Extracted data entries:
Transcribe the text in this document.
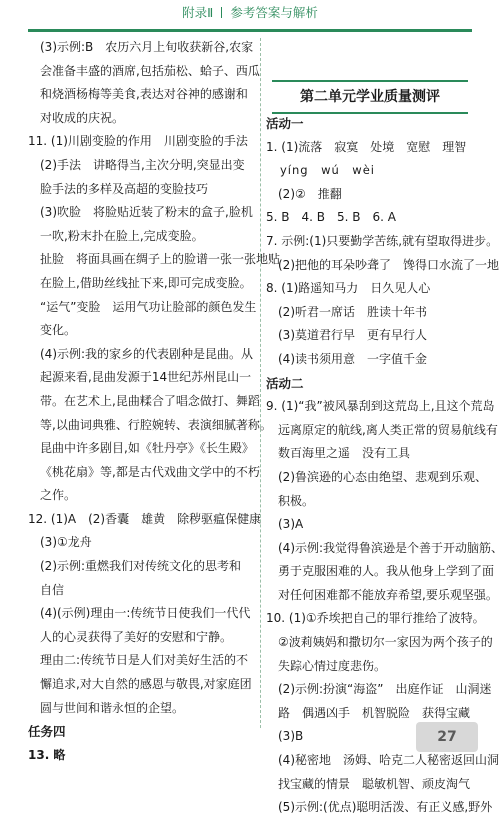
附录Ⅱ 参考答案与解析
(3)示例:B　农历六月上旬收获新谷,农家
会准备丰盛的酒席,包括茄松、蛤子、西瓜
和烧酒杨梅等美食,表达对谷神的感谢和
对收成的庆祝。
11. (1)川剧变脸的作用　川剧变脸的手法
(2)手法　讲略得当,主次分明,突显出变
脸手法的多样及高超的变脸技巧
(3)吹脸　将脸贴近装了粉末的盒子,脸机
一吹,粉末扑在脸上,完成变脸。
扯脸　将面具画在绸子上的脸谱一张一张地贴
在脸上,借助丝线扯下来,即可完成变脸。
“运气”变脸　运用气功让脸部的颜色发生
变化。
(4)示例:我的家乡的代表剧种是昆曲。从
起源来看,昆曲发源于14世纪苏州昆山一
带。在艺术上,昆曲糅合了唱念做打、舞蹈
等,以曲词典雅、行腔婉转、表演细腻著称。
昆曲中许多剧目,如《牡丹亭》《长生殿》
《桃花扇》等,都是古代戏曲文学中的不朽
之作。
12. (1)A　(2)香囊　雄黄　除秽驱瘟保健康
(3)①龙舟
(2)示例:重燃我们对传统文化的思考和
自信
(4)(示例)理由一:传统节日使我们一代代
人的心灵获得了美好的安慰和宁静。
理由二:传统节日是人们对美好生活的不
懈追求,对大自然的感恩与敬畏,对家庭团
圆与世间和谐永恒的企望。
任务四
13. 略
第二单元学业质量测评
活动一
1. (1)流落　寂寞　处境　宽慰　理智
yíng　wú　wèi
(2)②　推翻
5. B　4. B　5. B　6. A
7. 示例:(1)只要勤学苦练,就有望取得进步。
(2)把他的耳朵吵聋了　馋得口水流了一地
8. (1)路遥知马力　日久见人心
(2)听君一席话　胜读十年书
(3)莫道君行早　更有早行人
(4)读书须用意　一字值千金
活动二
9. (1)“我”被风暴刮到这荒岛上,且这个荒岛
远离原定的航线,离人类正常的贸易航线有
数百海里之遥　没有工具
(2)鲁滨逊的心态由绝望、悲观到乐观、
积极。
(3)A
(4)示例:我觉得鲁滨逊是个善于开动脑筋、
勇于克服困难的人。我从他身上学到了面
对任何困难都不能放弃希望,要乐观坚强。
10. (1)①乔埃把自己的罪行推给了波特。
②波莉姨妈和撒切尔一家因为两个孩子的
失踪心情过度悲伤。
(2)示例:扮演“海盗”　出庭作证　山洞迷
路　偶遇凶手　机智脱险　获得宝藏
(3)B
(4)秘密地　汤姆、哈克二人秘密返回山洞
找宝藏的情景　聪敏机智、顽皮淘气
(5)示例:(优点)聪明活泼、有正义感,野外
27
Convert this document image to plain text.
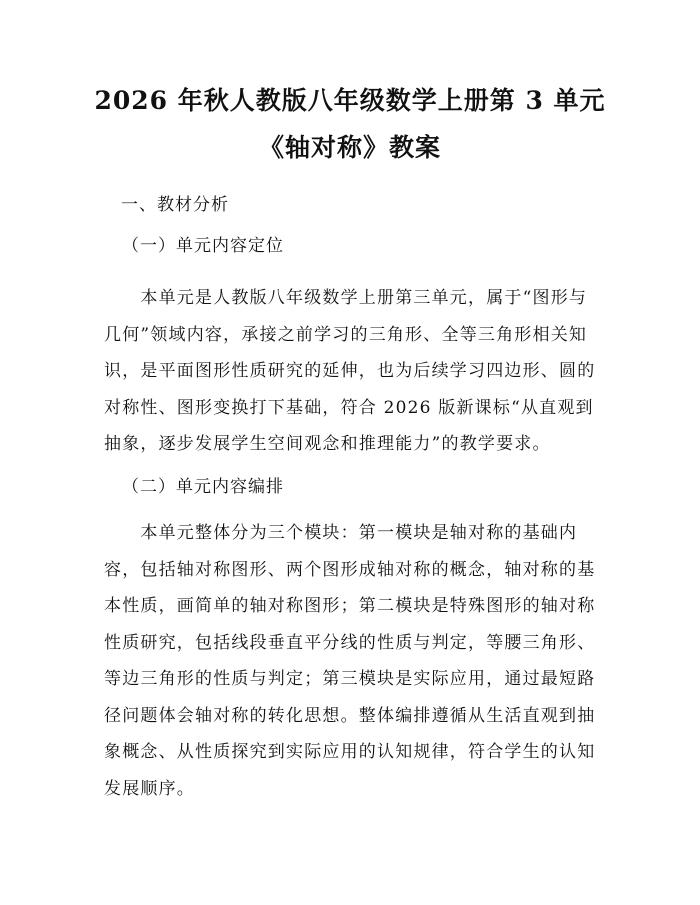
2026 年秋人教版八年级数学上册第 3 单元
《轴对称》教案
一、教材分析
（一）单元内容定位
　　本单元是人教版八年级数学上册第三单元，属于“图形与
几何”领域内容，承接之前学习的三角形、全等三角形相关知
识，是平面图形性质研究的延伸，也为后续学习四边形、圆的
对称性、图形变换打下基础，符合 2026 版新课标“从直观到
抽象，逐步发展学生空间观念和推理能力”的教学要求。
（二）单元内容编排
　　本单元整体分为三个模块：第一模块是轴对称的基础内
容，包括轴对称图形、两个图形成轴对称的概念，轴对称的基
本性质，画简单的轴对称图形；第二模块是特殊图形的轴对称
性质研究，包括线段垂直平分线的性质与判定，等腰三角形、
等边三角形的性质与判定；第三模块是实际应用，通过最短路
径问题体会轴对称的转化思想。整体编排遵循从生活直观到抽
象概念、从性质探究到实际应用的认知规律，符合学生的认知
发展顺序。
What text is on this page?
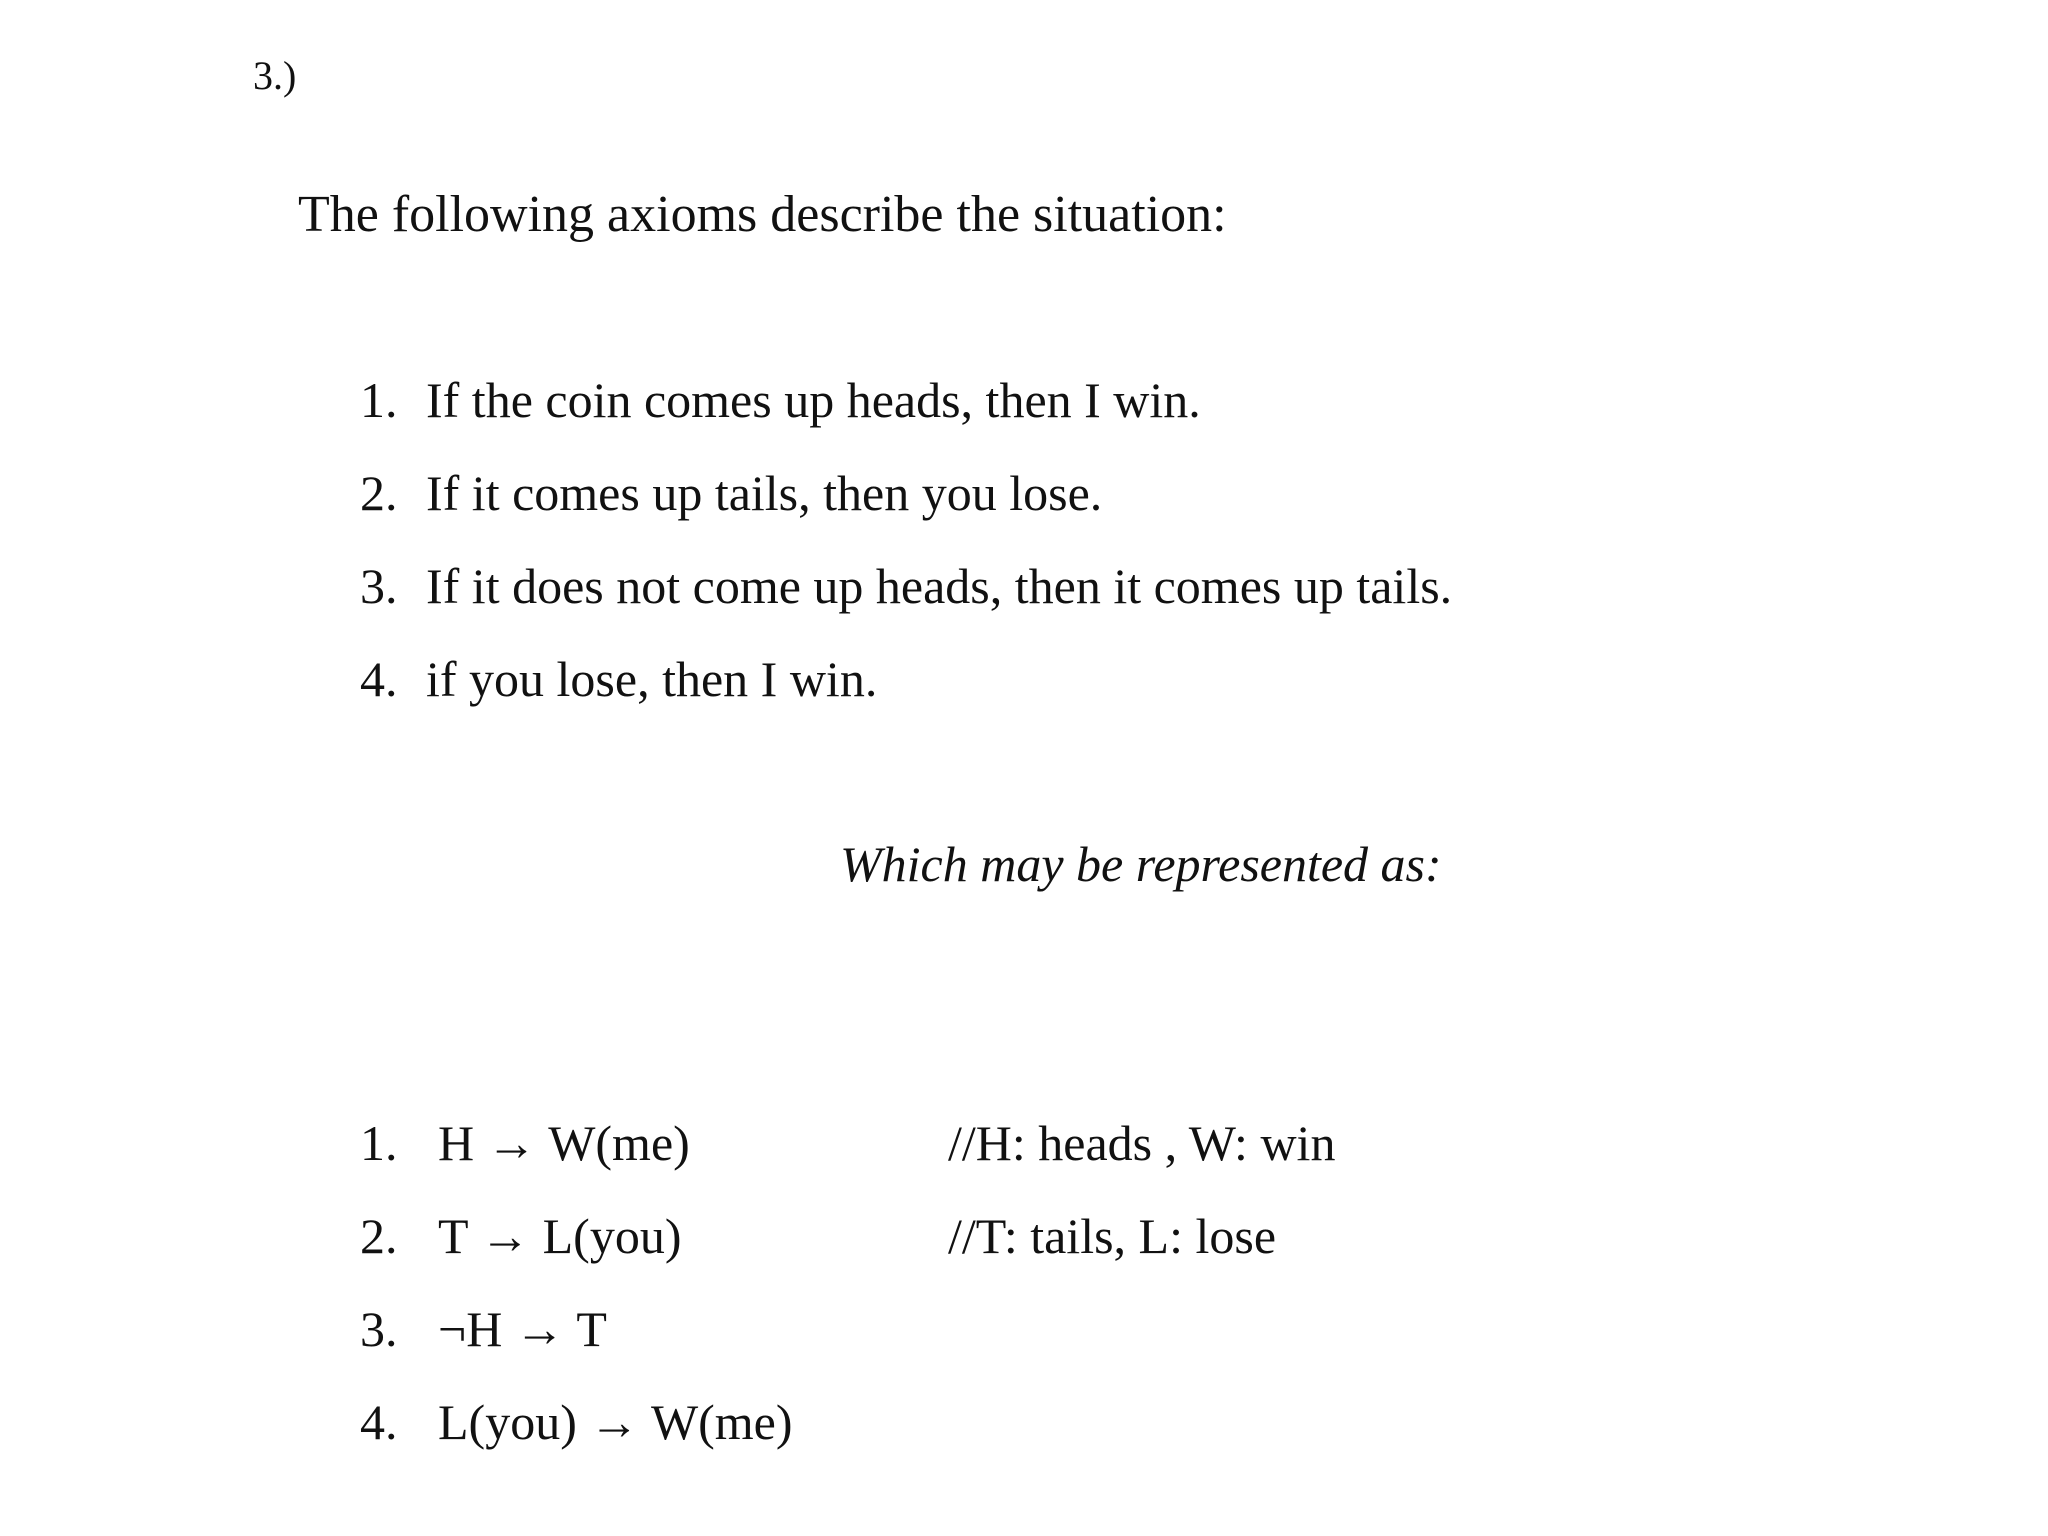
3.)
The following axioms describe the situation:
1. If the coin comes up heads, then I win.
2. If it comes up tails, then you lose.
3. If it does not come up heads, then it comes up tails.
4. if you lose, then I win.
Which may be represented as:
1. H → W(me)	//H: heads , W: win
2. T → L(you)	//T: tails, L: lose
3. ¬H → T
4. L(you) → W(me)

• _What to produce_
Your output should consist solely of the lines from the line containing "What text is on this page?" through the last line of the entries, verbatim, minus any pictures.

• _Answer below_
What text is on this page?
3.)
The following axioms describe the situation:
1. If the coin comes up heads, then I win.
2. If it comes up tails, then you lose.
3. If it does not come up heads, then it comes up tails.
4. if you lose, then I win.
Which may be represented as:
1. H → W(me)	//H: heads , W: win
2. T → L(you)	//T: tails, L: lose
3. ¬H → T
4. L(you) → W(me)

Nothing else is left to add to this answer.